_Short problem:_ Identify the lines that contain the word "金属制品业" and copy each one.

[Records from a data collection]
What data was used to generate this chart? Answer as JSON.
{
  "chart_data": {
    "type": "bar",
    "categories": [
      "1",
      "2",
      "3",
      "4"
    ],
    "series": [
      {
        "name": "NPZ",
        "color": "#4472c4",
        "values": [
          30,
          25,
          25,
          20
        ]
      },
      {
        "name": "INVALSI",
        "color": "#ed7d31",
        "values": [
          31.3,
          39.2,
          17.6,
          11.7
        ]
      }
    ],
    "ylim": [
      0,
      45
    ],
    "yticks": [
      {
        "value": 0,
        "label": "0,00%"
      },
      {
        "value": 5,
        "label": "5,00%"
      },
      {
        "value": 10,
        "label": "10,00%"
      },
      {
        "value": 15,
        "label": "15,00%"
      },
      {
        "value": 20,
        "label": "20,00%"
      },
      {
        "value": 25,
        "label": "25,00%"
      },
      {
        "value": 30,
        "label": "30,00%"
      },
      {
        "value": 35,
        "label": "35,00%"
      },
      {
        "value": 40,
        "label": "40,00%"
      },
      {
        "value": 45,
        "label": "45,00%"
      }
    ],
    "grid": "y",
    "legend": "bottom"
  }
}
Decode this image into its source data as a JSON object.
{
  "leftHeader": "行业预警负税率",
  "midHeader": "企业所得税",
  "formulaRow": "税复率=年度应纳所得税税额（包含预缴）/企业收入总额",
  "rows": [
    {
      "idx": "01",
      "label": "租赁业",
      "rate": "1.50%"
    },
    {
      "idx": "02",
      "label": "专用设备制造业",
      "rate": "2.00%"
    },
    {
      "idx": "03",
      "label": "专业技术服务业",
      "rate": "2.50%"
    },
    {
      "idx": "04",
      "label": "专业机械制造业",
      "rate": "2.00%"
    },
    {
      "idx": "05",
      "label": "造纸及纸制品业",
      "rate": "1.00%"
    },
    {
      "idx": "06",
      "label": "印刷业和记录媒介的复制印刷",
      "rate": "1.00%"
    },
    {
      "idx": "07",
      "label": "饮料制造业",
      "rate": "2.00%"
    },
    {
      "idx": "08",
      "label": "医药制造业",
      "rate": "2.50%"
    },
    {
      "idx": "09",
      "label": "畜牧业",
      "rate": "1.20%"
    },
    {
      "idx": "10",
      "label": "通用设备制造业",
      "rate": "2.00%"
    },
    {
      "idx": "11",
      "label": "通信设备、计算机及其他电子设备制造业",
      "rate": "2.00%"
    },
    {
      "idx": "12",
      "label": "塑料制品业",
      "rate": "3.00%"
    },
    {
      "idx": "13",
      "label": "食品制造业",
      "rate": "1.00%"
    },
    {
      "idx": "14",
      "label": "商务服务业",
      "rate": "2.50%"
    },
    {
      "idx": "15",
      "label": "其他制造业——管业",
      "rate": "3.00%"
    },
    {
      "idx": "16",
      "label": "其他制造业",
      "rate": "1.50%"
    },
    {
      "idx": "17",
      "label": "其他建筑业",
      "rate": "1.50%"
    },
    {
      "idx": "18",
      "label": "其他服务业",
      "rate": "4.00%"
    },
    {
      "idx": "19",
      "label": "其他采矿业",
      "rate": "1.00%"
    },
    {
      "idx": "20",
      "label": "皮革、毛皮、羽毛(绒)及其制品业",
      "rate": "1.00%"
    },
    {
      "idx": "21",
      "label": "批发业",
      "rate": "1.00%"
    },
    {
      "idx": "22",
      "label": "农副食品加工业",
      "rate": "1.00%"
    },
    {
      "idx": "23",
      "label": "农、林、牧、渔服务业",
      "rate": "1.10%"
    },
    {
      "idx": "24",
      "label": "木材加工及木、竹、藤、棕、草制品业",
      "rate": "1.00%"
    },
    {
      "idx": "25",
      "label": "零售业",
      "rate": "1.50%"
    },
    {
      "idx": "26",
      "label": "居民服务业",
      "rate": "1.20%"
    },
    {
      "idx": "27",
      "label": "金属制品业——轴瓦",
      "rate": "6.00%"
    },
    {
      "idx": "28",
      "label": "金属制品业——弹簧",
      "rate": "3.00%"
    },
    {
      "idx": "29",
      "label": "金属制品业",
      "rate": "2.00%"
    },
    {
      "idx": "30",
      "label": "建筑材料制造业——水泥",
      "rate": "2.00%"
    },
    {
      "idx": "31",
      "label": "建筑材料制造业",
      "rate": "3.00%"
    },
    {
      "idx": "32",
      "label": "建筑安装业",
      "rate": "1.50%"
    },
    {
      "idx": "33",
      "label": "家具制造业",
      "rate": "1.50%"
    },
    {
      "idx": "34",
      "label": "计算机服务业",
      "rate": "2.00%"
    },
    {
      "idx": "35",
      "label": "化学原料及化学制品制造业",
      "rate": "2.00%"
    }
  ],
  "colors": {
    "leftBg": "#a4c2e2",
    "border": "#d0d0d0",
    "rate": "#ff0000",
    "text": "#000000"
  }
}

_Response below:_
      "label": "金属制品业——轴瓦",
      "label": "金属制品业——弹簧",
      "label": "金属制品业",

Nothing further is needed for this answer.